▶ **Work instructions**:
Copy out all lines with the word "label" in them.

▶ **Input rows**:
+ + + + +

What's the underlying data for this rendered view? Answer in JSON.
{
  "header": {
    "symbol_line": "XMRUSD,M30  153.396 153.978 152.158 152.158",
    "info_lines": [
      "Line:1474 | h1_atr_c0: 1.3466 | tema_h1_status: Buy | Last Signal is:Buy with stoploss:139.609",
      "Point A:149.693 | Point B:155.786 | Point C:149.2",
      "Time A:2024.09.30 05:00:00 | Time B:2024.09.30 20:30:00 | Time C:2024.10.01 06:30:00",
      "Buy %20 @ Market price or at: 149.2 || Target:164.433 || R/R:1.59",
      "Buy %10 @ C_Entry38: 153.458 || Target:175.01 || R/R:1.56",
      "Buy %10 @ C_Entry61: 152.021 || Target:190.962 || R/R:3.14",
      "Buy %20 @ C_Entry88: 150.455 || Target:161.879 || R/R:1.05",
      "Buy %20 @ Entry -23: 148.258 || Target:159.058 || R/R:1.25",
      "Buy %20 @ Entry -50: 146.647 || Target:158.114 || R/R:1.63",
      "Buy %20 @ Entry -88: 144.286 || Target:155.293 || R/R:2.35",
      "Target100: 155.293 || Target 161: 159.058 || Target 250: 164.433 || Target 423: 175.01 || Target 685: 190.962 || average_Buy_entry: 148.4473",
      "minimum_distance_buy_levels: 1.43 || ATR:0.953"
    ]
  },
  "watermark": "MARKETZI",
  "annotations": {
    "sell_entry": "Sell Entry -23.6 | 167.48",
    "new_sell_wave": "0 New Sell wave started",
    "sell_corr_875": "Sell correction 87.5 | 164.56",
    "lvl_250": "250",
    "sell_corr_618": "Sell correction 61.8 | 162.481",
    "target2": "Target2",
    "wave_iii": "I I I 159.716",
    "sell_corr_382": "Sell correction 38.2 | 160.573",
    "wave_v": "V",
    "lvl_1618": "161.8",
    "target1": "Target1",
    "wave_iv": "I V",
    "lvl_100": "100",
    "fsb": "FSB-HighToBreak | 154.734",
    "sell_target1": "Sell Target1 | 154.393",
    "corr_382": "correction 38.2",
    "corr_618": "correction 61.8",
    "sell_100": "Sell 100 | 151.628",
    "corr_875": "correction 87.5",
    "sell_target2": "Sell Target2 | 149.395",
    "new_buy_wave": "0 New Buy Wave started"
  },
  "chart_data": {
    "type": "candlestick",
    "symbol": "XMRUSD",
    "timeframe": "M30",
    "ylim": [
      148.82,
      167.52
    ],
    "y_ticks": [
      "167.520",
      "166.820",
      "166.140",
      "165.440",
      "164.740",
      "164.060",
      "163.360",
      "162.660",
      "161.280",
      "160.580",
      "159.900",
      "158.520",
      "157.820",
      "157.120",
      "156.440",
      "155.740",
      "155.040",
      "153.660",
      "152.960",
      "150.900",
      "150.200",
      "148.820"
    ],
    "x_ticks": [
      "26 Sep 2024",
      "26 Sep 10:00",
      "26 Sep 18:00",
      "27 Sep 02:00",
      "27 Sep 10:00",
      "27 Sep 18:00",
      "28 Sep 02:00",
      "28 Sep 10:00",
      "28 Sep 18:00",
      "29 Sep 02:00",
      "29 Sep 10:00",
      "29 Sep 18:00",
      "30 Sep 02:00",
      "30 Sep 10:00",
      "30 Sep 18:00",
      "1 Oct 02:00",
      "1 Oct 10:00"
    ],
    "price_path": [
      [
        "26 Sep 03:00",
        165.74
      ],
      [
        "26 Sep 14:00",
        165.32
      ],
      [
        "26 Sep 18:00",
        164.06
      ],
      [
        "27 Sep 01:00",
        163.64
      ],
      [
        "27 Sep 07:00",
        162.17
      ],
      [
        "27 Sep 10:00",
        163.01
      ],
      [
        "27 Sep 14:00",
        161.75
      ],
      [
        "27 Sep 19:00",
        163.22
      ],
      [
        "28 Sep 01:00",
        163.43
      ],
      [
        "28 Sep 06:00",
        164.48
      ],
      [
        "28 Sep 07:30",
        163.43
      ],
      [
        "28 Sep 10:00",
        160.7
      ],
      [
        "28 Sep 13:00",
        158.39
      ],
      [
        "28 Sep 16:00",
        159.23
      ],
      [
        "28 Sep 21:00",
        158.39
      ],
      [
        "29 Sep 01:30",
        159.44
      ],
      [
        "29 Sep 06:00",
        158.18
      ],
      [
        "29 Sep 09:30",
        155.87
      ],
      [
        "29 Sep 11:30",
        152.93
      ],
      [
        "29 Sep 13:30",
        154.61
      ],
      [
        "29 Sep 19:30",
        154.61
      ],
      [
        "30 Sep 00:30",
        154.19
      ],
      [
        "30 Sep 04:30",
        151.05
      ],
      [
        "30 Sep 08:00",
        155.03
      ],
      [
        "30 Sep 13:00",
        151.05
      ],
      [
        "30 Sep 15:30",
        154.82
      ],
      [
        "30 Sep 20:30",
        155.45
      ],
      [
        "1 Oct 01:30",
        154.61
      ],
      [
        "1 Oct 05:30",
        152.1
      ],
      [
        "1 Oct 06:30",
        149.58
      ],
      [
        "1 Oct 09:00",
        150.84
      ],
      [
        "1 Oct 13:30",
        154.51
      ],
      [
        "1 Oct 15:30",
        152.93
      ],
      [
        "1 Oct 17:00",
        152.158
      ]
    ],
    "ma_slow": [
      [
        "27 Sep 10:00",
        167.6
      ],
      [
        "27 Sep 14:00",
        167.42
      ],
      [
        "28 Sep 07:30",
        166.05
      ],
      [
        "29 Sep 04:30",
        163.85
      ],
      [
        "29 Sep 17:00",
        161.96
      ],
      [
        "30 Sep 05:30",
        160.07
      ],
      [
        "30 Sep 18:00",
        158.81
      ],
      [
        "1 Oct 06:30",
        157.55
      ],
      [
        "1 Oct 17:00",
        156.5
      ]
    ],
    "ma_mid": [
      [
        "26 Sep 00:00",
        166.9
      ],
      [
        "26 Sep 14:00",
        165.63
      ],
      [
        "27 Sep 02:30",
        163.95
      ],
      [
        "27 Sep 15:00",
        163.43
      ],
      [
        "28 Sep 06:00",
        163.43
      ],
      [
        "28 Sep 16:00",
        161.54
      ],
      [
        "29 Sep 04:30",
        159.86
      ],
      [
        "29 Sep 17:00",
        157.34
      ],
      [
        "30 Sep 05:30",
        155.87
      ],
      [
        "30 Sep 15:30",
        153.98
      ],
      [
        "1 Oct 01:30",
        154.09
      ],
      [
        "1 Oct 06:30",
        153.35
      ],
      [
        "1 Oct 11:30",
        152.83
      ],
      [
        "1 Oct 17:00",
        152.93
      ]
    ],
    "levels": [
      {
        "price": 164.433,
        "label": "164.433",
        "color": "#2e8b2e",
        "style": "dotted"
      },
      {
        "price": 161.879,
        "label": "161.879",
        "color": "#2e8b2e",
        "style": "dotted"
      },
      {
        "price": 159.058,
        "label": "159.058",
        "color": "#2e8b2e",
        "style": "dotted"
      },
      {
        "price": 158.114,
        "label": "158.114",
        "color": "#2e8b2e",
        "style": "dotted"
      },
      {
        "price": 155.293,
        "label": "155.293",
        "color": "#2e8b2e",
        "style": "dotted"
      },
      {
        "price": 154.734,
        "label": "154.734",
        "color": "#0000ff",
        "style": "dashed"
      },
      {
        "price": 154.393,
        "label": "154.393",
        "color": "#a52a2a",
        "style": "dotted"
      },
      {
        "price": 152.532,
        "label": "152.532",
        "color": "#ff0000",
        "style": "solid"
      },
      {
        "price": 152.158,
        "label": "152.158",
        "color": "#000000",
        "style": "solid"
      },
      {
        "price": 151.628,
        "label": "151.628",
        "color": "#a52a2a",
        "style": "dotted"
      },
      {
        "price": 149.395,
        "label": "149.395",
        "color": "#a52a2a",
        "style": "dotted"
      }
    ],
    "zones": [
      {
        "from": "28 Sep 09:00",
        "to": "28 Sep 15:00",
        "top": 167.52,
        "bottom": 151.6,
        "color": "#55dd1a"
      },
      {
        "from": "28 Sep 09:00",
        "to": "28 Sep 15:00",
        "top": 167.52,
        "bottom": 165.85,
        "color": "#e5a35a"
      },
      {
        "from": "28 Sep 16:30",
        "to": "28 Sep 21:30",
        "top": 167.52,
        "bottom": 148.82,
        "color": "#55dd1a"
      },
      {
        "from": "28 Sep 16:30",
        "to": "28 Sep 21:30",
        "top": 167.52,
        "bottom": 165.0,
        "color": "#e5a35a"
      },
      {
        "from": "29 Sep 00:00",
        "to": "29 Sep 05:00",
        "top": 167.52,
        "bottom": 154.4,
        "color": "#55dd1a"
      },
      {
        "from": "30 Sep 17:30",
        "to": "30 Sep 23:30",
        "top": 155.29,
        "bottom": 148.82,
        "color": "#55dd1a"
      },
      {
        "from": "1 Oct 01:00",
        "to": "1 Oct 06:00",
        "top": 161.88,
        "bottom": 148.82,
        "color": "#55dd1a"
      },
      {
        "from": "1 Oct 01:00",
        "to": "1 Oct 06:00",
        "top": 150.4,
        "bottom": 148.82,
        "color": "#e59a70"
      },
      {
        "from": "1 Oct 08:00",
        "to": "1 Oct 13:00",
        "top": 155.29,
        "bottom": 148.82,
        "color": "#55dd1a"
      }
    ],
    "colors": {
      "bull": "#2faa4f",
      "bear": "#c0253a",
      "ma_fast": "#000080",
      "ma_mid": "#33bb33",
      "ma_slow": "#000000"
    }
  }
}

+ + + + +

▶ **The answer**:
        "label": "164.433",
        "label": "161.879",
        "label": "159.058",
        "label": "158.114",
        "label": "155.293",
        "label": "154.734",
        "label": "154.393",
        "label": "152.532",
        "label": "152.158",
        "label": "151.628",
        "label": "149.395",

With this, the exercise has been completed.